-------- EXERCISE DATA --------
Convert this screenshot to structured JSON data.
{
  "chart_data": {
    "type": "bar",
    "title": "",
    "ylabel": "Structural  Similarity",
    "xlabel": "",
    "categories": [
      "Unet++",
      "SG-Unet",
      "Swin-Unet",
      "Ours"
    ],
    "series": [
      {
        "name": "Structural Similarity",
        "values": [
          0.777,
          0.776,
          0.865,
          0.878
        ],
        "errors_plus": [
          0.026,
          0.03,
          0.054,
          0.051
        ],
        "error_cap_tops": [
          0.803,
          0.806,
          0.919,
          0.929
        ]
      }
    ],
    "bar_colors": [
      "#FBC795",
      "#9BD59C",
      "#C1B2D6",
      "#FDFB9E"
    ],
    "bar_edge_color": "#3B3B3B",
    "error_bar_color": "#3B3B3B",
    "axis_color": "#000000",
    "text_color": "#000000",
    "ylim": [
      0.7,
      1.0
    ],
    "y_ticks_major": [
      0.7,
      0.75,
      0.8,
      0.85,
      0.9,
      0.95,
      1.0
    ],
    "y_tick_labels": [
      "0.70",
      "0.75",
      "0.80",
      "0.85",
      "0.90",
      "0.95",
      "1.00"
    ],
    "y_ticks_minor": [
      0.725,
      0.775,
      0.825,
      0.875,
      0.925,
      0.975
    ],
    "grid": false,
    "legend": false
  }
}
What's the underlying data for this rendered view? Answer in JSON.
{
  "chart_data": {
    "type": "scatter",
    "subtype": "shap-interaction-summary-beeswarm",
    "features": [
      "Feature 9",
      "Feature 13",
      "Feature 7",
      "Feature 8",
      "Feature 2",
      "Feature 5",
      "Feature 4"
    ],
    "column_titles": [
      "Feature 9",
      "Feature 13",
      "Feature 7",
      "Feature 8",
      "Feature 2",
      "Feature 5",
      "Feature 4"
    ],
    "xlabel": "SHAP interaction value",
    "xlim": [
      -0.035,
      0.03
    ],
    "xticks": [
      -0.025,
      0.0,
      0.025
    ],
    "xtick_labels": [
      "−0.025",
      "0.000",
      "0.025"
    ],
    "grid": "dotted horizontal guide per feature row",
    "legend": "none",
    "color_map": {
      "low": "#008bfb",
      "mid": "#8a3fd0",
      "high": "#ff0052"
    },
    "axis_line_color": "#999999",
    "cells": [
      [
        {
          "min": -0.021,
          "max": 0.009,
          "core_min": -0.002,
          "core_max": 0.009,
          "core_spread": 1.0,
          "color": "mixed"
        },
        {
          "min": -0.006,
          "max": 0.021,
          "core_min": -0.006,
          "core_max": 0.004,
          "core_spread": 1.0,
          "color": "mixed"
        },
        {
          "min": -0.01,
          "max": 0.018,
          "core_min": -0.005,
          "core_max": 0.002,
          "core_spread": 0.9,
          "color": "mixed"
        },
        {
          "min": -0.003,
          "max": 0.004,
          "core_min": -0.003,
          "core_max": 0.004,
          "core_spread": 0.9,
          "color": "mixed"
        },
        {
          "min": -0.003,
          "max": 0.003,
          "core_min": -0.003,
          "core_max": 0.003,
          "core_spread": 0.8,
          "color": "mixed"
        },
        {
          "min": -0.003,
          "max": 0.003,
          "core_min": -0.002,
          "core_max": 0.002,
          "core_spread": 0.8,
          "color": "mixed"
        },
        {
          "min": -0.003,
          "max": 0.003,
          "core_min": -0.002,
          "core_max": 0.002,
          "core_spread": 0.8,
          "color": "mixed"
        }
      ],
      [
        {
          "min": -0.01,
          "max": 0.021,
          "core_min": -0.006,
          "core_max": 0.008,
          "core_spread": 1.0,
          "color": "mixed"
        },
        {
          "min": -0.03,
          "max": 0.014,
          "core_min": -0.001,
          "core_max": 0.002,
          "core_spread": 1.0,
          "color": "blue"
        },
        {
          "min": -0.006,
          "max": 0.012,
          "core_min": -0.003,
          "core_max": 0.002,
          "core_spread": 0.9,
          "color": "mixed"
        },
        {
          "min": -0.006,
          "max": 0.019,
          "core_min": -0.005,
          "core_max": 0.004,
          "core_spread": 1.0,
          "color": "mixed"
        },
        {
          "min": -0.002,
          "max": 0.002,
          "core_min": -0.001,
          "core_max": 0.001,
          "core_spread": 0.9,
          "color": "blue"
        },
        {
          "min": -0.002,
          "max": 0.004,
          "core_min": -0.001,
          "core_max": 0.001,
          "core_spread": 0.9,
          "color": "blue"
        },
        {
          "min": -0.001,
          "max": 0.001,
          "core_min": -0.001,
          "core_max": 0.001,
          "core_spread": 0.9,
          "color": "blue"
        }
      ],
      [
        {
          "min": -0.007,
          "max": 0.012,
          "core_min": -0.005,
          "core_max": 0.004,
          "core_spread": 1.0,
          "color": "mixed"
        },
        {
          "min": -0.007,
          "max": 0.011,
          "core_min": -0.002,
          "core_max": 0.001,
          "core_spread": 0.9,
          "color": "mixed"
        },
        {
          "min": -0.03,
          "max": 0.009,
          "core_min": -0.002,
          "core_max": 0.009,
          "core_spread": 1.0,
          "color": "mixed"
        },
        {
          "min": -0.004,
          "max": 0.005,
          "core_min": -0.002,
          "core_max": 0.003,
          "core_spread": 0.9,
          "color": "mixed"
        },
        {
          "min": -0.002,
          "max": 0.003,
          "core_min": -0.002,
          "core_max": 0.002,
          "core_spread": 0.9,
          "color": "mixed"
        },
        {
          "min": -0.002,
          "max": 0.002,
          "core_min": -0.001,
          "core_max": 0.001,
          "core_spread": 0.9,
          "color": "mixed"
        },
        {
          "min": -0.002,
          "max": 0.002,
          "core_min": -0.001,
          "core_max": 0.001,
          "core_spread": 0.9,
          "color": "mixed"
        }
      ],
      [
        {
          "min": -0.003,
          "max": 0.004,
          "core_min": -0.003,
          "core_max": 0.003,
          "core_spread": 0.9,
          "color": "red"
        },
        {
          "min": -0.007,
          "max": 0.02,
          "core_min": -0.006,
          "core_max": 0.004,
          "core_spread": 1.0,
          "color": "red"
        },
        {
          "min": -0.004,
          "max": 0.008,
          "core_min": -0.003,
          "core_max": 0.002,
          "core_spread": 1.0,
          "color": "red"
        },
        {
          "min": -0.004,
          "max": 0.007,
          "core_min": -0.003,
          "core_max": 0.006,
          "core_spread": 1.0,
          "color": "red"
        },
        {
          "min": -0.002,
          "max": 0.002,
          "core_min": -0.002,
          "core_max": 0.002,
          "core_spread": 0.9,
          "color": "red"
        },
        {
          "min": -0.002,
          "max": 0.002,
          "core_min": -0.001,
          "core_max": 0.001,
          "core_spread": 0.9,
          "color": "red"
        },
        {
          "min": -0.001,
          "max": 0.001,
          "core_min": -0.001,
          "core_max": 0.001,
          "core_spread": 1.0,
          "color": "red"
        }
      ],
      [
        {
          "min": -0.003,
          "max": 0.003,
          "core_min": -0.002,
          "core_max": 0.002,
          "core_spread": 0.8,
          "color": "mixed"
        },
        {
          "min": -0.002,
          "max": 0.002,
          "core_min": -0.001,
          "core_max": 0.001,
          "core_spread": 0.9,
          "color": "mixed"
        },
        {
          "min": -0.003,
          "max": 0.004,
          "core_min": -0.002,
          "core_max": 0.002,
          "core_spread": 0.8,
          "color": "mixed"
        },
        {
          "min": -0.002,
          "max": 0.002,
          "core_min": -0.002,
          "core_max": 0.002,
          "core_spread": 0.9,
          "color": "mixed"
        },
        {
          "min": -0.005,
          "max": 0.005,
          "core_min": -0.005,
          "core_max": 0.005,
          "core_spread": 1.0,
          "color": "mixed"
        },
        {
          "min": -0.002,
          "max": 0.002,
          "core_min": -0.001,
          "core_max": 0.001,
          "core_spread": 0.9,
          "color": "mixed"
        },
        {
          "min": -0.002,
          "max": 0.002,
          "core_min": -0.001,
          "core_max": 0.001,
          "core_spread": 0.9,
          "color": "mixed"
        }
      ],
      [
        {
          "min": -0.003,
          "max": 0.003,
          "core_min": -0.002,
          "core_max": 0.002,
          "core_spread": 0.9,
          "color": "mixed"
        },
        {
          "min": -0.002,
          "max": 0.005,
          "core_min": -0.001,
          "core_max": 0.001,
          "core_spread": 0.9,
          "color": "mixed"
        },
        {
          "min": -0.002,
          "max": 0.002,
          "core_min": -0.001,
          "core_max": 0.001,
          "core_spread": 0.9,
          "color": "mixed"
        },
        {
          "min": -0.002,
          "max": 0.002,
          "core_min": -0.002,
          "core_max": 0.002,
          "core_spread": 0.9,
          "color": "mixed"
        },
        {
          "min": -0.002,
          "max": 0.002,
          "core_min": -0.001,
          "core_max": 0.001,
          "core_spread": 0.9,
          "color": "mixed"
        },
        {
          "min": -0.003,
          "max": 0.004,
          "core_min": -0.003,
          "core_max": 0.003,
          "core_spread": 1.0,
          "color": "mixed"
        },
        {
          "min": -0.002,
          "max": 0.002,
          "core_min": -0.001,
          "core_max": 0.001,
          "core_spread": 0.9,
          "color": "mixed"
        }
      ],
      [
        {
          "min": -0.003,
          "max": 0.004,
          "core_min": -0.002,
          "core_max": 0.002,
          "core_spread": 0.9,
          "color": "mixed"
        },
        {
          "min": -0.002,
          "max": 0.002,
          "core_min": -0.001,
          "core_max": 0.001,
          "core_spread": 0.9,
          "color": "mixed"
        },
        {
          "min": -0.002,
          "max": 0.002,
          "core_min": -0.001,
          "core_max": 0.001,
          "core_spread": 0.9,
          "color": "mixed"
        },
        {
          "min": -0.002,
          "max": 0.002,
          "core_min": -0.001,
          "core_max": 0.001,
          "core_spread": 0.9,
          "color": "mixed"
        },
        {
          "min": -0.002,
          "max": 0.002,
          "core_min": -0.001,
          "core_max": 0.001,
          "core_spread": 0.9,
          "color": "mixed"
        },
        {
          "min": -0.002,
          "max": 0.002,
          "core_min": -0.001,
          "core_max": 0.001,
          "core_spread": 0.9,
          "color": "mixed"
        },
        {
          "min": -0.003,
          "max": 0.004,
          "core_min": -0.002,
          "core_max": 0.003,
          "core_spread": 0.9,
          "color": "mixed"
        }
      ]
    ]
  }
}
--------
* TASK OBJECTIVE *
Select and copy every line of the material that holds the string "Structural".

* ANSWER FOR THIS EXERCISE *
    "ylabel": "Structural  Similarity",
        "name": "Structural Similarity",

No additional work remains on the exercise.